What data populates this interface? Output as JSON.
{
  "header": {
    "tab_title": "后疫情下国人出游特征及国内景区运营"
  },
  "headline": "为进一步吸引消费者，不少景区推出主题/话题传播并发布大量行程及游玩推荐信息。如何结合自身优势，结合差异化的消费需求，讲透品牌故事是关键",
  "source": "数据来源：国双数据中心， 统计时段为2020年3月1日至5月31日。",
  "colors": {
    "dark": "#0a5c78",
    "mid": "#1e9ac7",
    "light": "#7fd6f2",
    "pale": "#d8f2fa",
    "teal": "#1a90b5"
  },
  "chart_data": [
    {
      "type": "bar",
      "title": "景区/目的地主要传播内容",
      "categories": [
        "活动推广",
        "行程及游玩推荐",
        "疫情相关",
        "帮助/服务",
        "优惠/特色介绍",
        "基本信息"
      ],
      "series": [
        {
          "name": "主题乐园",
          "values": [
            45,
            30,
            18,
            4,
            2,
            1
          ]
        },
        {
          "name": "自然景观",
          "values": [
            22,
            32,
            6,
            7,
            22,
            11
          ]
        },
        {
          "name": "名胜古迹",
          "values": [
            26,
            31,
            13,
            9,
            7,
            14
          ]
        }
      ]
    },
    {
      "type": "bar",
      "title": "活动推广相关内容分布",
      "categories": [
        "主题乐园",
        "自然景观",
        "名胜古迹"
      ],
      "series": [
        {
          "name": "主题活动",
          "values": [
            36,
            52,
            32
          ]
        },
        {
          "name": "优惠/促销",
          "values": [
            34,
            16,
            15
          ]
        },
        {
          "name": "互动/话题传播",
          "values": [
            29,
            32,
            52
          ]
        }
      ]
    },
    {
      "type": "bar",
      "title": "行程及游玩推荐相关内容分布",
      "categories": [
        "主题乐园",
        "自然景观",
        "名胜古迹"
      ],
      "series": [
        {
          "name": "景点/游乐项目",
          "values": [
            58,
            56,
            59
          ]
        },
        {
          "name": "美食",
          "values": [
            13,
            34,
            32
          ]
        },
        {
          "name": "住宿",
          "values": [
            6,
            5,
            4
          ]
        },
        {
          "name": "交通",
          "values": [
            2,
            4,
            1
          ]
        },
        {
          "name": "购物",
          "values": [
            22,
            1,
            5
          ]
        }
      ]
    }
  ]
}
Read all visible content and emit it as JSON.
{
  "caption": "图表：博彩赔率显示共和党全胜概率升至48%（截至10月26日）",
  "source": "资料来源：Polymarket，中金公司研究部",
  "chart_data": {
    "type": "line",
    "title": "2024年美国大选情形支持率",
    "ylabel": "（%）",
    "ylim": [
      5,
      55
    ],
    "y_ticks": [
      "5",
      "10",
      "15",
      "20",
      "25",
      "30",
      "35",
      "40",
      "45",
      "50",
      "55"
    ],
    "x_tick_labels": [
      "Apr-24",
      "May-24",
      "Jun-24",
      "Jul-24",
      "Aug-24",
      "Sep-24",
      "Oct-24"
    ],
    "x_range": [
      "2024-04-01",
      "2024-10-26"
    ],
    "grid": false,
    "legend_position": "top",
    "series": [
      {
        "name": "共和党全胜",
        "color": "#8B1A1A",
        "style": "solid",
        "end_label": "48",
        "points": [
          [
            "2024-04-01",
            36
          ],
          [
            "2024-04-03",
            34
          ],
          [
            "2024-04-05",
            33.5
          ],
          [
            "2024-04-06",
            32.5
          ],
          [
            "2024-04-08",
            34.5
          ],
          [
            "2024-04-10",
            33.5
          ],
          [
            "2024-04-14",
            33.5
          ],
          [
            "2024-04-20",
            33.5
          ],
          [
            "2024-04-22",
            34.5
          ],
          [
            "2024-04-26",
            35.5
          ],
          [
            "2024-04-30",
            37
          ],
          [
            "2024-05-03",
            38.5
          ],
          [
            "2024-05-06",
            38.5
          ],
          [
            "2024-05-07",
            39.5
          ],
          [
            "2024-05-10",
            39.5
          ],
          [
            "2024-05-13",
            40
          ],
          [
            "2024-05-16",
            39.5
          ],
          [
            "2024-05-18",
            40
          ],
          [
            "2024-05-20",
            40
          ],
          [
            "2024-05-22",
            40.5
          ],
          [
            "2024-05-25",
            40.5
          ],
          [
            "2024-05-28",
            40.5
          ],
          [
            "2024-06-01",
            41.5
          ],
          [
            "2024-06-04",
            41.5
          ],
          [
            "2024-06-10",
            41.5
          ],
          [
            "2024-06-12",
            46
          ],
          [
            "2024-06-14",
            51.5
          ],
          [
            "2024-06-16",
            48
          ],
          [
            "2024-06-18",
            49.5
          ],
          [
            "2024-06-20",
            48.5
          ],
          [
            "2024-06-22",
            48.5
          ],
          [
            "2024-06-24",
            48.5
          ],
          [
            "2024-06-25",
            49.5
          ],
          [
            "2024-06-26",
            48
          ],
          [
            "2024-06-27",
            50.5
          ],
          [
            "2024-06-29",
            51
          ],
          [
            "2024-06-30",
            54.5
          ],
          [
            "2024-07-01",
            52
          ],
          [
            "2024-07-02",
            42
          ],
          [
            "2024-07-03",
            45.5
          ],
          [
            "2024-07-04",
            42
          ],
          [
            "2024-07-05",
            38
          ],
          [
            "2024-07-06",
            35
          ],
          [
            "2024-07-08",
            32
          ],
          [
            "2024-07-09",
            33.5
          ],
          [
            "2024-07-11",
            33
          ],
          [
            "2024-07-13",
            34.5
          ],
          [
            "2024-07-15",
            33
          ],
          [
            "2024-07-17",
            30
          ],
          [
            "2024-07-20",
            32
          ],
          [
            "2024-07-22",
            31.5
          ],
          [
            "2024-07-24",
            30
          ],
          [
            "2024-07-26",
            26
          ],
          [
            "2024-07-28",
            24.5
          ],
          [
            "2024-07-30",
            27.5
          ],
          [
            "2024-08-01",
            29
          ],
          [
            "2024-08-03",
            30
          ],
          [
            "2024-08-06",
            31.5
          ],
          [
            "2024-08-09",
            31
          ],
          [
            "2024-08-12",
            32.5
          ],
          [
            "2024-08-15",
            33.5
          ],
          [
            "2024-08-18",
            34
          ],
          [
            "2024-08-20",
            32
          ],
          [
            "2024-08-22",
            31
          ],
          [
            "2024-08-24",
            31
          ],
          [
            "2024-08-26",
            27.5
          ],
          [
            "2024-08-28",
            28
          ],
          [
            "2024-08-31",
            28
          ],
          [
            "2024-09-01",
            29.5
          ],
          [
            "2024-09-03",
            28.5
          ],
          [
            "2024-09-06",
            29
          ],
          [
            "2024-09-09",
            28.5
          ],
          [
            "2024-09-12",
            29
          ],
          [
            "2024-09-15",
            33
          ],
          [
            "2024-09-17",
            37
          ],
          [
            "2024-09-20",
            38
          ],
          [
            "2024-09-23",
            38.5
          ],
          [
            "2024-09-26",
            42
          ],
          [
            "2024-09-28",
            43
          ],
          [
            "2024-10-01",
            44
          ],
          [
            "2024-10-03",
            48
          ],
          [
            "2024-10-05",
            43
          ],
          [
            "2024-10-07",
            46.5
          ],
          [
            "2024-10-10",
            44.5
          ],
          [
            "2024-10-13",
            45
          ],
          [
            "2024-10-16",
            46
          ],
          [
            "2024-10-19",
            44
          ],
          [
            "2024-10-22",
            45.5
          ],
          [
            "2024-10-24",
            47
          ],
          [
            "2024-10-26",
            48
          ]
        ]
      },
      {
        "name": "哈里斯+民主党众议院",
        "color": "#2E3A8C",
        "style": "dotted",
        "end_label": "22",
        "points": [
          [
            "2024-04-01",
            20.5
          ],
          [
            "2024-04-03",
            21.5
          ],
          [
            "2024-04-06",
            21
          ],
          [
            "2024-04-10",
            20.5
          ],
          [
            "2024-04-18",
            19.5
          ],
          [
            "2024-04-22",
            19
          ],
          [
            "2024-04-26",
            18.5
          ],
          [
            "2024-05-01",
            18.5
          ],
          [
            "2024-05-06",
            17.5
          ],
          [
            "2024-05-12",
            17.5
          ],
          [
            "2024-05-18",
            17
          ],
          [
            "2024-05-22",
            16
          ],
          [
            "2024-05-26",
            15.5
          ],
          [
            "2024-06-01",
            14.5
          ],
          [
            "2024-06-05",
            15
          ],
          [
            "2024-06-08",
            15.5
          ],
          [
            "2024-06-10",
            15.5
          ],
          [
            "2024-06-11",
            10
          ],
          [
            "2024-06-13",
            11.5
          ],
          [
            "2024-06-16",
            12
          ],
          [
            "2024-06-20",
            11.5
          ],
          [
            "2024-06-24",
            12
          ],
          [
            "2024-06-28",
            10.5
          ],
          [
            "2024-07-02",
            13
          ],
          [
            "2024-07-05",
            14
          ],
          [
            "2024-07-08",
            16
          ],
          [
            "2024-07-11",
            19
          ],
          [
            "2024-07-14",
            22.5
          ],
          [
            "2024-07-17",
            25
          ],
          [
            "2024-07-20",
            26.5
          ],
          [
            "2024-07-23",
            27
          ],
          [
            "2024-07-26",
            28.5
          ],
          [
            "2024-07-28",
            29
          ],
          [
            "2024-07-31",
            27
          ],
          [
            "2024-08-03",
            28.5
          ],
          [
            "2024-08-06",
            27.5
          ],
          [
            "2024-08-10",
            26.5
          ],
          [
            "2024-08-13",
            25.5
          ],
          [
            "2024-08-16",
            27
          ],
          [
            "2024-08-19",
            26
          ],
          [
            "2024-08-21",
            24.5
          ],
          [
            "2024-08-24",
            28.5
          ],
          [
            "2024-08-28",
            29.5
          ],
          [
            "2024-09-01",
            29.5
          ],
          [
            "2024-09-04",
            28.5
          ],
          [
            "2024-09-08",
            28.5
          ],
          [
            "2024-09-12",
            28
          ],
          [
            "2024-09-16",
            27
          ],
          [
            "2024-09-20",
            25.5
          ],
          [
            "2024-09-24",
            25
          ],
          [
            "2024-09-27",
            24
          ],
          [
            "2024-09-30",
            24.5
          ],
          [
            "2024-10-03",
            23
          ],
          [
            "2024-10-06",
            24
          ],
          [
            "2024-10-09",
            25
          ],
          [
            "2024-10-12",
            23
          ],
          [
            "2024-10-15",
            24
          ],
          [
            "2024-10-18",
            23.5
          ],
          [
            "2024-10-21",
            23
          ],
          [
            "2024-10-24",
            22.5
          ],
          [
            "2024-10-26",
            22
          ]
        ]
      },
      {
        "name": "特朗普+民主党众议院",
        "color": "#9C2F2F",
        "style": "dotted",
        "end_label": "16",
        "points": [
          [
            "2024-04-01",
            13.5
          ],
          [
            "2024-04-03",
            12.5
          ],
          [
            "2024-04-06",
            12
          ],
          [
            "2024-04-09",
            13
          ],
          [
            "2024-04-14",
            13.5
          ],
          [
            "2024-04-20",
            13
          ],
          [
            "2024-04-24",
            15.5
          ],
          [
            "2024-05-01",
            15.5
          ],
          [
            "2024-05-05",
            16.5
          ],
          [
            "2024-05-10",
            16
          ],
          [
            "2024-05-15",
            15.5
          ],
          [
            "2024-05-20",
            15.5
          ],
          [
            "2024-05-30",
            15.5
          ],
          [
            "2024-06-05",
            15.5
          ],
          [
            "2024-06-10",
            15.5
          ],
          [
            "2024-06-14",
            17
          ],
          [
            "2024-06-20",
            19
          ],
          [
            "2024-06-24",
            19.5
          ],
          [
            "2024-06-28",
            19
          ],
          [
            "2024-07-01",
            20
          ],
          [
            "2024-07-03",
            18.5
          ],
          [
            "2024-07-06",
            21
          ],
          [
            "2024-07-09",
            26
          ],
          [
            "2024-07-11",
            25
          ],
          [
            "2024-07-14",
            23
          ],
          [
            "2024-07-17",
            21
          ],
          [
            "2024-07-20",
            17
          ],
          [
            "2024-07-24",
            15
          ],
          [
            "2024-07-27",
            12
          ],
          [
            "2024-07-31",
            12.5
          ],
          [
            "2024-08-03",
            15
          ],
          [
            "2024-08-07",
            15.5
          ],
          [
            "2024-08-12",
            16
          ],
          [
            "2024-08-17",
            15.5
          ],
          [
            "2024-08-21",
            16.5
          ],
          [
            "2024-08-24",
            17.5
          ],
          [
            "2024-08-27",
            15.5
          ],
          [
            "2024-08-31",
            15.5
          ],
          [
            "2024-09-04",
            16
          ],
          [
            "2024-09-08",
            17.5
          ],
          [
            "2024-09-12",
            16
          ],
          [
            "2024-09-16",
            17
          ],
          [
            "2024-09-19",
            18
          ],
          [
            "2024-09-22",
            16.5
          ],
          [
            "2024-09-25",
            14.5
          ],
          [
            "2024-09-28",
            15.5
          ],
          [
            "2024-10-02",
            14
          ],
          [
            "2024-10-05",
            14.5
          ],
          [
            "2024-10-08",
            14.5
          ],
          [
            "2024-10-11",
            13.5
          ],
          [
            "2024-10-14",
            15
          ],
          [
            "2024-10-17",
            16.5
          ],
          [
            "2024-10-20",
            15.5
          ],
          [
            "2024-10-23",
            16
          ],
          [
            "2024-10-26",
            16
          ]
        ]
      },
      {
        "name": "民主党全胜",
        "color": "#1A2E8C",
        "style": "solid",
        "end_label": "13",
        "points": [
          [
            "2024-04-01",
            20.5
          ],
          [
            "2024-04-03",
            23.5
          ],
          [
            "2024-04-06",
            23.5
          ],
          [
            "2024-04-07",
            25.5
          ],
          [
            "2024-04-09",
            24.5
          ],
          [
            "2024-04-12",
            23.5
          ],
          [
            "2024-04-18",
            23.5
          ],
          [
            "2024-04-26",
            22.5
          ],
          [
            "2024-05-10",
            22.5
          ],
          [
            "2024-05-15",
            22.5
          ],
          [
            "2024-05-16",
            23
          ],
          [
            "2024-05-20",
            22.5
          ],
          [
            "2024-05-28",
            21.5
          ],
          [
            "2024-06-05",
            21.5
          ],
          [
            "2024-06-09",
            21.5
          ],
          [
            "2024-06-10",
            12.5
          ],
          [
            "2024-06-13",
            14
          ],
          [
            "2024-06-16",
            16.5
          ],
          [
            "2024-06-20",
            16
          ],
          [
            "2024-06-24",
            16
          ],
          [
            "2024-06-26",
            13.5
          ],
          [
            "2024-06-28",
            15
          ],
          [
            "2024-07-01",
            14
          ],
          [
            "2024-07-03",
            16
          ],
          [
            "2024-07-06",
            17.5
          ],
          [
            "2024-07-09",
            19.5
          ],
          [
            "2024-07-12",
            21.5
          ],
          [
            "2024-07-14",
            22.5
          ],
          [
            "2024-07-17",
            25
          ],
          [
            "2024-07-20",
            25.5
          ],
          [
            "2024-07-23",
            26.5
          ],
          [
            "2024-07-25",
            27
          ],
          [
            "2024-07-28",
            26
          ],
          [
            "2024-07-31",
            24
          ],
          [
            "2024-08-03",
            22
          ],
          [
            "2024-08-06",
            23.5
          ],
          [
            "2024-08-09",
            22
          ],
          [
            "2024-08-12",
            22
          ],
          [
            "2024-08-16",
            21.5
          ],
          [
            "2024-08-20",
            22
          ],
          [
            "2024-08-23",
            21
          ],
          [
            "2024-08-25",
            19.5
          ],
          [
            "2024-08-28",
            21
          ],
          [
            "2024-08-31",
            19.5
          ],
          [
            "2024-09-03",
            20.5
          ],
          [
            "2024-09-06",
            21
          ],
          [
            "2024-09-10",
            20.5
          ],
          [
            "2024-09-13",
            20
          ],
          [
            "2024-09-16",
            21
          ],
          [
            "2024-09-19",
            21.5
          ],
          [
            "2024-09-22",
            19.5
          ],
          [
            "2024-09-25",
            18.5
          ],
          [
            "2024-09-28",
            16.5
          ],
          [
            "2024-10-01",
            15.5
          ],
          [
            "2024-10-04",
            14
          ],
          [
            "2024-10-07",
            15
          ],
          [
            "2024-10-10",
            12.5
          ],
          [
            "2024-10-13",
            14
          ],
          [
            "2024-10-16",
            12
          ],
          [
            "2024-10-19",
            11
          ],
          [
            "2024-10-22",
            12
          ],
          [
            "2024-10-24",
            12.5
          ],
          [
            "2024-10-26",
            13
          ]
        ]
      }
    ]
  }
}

- Written request: Which lines contain "JSON"? Show each of them.

- Answer for the task:
What data populates this interface? Output as JSON.
Read all visible content and emit it as JSON.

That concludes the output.